**What to work on:** What lines in the entries hold the string "potentiality"? List them.

(Stored records)
━━━━━━━━━━━━━━━━━━━━

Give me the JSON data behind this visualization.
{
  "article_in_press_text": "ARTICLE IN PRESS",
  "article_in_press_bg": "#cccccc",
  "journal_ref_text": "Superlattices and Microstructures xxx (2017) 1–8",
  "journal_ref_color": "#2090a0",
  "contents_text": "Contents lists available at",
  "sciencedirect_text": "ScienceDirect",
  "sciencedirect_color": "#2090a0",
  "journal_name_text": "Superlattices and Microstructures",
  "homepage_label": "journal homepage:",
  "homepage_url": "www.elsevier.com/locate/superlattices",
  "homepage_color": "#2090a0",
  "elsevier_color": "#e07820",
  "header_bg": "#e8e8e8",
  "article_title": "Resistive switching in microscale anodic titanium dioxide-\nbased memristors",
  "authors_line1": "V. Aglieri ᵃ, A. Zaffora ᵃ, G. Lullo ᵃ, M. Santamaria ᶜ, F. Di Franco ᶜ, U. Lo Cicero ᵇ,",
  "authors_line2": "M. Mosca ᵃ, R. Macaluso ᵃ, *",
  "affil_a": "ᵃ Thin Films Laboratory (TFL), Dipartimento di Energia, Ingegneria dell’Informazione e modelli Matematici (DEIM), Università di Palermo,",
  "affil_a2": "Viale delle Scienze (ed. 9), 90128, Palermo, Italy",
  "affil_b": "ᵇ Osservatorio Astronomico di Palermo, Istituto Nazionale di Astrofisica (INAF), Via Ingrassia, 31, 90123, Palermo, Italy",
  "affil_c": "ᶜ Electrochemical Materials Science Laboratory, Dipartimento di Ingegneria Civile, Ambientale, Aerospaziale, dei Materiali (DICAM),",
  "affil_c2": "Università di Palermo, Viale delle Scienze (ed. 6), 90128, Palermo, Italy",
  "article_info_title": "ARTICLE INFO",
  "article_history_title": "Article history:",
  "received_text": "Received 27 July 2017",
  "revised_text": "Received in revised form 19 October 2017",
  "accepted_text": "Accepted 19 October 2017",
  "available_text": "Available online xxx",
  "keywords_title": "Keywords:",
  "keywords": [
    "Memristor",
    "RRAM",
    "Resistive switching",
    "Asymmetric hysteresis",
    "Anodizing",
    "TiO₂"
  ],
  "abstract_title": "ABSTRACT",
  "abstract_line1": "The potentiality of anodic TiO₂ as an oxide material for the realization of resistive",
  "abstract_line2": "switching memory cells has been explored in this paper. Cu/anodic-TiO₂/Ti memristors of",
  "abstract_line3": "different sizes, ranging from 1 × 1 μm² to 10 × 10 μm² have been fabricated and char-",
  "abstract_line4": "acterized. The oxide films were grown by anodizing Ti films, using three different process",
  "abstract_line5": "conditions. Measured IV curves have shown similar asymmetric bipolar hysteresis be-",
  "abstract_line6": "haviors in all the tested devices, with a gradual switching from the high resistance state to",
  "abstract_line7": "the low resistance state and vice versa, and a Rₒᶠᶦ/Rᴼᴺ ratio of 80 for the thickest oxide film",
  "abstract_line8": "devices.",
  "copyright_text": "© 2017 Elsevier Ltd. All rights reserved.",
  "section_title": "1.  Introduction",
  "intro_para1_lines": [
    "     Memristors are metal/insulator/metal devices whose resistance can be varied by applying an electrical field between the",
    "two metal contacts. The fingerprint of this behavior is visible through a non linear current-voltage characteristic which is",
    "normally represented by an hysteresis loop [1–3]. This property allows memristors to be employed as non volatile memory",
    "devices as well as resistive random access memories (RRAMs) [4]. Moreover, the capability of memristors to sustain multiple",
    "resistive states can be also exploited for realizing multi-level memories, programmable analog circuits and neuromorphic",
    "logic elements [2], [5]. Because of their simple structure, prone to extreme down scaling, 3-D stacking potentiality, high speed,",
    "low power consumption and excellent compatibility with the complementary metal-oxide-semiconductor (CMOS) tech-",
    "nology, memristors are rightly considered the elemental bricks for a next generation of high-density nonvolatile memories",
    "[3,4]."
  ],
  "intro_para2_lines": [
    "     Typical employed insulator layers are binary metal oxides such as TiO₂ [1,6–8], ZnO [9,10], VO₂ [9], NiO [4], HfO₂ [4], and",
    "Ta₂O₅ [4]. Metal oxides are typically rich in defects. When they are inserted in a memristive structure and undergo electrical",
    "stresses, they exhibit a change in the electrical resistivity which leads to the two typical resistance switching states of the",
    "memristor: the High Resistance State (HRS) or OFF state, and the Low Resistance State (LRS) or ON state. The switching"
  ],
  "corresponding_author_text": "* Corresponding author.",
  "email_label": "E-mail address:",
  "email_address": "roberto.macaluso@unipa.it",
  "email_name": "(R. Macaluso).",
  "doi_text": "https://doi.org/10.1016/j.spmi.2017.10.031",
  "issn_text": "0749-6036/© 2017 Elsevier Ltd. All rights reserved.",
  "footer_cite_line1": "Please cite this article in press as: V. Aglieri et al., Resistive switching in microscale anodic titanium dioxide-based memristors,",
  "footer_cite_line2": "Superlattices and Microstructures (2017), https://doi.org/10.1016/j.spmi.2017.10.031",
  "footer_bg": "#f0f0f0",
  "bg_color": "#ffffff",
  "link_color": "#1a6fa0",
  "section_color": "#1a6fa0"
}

━━━━━━━━━━━━━━━━━━━━

**Finished exercise:**
  "abstract_line1": "The potentiality of anodic TiO₂ as an oxide material for the realization of resistive",
    "logic elements [2], [5]. Because of their simple structure, prone to extreme down scaling, 3-D stacking potentiality, high speed,",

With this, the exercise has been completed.